* _Excerpt_:
>>
Geography
- Location: 5410 West Loop South, Bellaire, TX 77401, Bellaire, Texas, United States

Organization
- Care system: For-Profit
- Type: Private Boutique Hospital

Services
- Standards: Accredited by AAHC
- Emergency department: Yes
- Beds: 64

Links
- Website: http://www.surgicalhospital.com
- Lists: Hospitals in Texas

= Houston Orthopedic and Spine Hospital =

Houston Orthopedic and Spine Hospital is the number one rated hospital in Houston for surgery according to Consumer Reports. Located in Bellaire, Texas, it was originally Foundation Medical Hospital but then changed its name to Houston Orthopedic and Spine Hospital. The building next to the hospital is still called Foundation Medical Tower. Commonly known as HOSH, it is a specialized orthopedic hospital with some teaching involved. HOSH sometimes takes residents and allows them to view surgeries and learn about the profession. HOSH is one of the most well-recognized hospital in the city, state, and nation. Houston Orthopedic and Spine hospital has well-known physicians and services that provide the best in medical care.

==History==
Previously named Foundation Hospital, they changed the name to Houston Orthopedic and Spine Hospital.
<<
* _Aim of the exercise_:
Answer these questions from the text on Houston Orthopedic and Spine Hospital:
(a) How many beds does the hospital have?
(b) What care system is listed for the hospital?
(c) What is the building next to the hospital still called?
The lines that follow are separate material and are unrelated to the text on Houston Orthopedic and Spine Hospital.

(Stored records)
>>
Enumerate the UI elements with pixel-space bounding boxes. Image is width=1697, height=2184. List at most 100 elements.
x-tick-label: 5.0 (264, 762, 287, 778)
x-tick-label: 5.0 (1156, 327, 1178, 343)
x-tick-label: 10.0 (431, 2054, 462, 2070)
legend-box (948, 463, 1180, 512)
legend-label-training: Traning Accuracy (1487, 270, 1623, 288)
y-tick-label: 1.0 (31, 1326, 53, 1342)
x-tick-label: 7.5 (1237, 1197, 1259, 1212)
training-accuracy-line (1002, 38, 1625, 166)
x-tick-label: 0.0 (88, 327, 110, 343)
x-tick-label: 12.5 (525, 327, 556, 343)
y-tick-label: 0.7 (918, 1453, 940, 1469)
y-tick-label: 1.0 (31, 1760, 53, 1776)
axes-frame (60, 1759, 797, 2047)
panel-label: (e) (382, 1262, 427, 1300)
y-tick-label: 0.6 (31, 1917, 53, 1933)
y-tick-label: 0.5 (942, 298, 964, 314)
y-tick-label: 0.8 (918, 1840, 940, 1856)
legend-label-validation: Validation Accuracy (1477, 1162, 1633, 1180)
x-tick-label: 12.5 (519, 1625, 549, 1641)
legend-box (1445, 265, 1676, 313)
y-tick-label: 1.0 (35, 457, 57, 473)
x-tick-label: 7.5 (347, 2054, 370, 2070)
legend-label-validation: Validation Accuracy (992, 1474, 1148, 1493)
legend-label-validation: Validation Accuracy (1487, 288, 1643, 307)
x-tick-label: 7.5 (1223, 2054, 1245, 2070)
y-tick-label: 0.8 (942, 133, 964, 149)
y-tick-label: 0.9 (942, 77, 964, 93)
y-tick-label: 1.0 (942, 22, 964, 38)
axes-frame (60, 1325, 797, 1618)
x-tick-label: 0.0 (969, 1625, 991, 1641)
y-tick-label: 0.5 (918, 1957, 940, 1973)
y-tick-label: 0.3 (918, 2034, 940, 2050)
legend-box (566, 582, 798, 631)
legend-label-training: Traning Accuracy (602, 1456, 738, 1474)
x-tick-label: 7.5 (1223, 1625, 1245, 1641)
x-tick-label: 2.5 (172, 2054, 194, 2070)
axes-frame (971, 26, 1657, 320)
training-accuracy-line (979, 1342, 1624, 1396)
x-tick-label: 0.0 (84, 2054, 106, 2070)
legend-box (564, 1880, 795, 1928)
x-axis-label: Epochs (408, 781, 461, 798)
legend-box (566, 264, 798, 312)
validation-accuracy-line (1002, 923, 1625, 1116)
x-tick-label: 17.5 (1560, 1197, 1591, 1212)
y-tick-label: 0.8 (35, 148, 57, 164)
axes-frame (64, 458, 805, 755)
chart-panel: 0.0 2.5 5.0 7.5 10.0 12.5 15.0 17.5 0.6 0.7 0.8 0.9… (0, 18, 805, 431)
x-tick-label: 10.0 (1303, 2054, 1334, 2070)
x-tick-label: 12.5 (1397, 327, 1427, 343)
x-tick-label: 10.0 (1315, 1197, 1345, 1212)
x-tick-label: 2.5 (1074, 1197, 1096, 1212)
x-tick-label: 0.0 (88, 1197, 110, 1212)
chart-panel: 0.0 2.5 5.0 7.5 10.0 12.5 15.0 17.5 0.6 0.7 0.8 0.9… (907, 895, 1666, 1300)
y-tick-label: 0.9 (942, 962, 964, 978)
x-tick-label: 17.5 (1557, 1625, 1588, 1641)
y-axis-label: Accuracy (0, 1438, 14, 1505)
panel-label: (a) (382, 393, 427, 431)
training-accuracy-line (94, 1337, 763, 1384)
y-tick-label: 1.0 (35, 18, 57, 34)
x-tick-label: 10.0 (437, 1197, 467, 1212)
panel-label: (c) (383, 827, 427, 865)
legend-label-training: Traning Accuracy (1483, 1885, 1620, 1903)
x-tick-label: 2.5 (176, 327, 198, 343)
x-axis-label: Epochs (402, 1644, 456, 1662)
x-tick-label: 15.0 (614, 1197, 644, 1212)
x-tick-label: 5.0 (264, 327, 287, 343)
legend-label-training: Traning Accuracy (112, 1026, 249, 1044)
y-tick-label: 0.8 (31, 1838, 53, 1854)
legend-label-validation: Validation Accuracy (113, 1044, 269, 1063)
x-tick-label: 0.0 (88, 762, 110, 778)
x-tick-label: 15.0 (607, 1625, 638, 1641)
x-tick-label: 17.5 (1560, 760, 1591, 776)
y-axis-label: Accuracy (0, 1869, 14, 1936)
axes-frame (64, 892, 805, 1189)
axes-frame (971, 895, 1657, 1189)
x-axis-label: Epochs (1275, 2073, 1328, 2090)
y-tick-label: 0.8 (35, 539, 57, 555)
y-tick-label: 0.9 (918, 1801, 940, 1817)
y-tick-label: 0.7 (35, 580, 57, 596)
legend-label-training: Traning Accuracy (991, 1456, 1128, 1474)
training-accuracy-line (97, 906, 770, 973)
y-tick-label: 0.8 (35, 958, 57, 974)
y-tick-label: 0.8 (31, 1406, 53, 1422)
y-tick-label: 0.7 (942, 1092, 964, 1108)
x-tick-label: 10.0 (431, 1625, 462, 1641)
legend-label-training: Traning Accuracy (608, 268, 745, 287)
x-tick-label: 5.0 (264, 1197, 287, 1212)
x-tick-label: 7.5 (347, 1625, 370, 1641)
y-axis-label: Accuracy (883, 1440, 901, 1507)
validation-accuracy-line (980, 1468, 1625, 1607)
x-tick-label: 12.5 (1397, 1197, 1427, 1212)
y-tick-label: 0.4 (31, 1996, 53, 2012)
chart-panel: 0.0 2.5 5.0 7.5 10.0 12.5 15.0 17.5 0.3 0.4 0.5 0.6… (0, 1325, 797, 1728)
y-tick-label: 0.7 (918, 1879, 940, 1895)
<<
* _Output for this exercise_:
(a) 64
(b) For-Profit
(c) Foundation Medical Tower